→ **The exercise**:
Your task is to extract every line from the material below exactly.

→ **Stored rows**:
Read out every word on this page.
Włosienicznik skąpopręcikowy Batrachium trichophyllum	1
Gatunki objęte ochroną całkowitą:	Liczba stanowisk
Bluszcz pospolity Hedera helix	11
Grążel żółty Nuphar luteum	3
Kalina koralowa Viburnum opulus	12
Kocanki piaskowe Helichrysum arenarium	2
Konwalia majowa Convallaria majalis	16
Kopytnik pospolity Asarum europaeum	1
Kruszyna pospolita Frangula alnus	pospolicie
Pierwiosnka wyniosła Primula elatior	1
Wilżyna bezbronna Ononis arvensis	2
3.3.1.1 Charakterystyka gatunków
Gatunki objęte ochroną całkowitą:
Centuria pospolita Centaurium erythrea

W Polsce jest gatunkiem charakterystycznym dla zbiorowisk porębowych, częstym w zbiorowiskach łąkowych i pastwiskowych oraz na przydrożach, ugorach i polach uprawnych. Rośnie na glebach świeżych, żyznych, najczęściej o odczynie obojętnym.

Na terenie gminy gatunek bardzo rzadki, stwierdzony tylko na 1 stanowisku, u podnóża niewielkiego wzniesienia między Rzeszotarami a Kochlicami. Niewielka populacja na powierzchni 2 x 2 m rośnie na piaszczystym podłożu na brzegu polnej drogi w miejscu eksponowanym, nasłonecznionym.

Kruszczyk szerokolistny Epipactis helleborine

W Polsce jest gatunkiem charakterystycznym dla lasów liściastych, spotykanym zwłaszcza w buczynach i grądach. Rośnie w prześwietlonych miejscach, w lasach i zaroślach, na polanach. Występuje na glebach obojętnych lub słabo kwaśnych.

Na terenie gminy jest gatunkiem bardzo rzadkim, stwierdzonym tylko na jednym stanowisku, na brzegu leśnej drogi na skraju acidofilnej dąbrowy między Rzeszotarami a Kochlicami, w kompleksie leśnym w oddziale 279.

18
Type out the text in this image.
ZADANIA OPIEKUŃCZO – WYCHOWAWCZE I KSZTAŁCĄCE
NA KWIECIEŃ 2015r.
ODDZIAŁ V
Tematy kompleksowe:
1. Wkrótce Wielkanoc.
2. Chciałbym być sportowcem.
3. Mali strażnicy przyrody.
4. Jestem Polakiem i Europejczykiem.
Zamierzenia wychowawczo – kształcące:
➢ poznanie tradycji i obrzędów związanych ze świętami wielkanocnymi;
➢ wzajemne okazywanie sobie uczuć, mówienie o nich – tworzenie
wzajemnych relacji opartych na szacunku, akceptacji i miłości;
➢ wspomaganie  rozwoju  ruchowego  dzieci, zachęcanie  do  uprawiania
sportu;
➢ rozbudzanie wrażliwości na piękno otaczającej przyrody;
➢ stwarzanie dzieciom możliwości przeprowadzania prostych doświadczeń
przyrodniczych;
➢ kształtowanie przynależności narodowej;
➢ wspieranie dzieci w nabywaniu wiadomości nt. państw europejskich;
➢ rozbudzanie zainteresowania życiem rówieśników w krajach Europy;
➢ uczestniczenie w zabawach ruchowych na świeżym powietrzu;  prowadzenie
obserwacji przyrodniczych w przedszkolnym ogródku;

→ **Task response**:
Read out every word on this page.
Włosienicznik skąpopręcikowy Batrachium trichophyllum	1
Gatunki objęte ochroną całkowitą:	Liczba stanowisk
Bluszcz pospolity Hedera helix	11
Grążel żółty Nuphar luteum	3
Kalina koralowa Viburnum opulus	12
Kocanki piaskowe Helichrysum arenarium	2
Konwalia majowa Convallaria majalis	16
Kopytnik pospolity Asarum europaeum	1
Kruszyna pospolita Frangula alnus	pospolicie
Pierwiosnka wyniosła Primula elatior	1
Wilżyna bezbronna Ononis arvensis	2
3.3.1.1 Charakterystyka gatunków
Gatunki objęte ochroną całkowitą:
Centuria pospolita Centaurium erythrea

W Polsce jest gatunkiem charakterystycznym dla zbiorowisk porębowych, częstym w zbiorowiskach łąkowych i pastwiskowych oraz na przydrożach, ugorach i polach uprawnych. Rośnie na glebach świeżych, żyznych, najczęściej o odczynie obojętnym.

Na terenie gminy gatunek bardzo rzadki, stwierdzony tylko na 1 stanowisku, u podnóża niewielkiego wzniesienia między Rzeszotarami a Kochlicami. Niewielka populacja na powierzchni 2 x 2 m rośnie na piaszczystym podłożu na brzegu polnej drogi w miejscu eksponowanym, nasłonecznionym.

Kruszczyk szerokolistny Epipactis helleborine

W Polsce jest gatunkiem charakterystycznym dla lasów liściastych, spotykanym zwłaszcza w buczynach i grądach. Rośnie w prześwietlonych miejscach, w lasach i zaroślach, na polanach. Występuje na glebach obojętnych lub słabo kwaśnych.

Na terenie gminy jest gatunkiem bardzo rzadkim, stwierdzonym tylko na jednym stanowisku, na brzegu leśnej drogi na skraju acidofilnej dąbrowy między Rzeszotarami a Kochlicami, w kompleksie leśnym w oddziale 279.

18
Type out the text in this image.
ZADANIA OPIEKUŃCZO – WYCHOWAWCZE I KSZTAŁCĄCE
NA KWIECIEŃ 2015r.
ODDZIAŁ V
Tematy kompleksowe:
1. Wkrótce Wielkanoc.
2. Chciałbym być sportowcem.
3. Mali strażnicy przyrody.
4. Jestem Polakiem i Europejczykiem.
Zamierzenia wychowawczo – kształcące:
➢ poznanie tradycji i obrzędów związanych ze świętami wielkanocnymi;
➢ wzajemne okazywanie sobie uczuć, mówienie o nich – tworzenie
wzajemnych relacji opartych na szacunku, akceptacji i miłości;
➢ wspomaganie  rozwoju  ruchowego  dzieci, zachęcanie  do  uprawiania
sportu;
➢ rozbudzanie wrażliwości na piękno otaczającej przyrody;
➢ stwarzanie dzieciom możliwości przeprowadzania prostych doświadczeń
przyrodniczych;
➢ kształtowanie przynależności narodowej;
➢ wspieranie dzieci w nabywaniu wiadomości nt. państw europejskich;
➢ rozbudzanie zainteresowania życiem rówieśników w krajach Europy;
➢ uczestniczenie w zabawach ruchowych na świeżym powietrzu;  prowadzenie
obserwacji przyrodniczych w przedszkolnym ogródku;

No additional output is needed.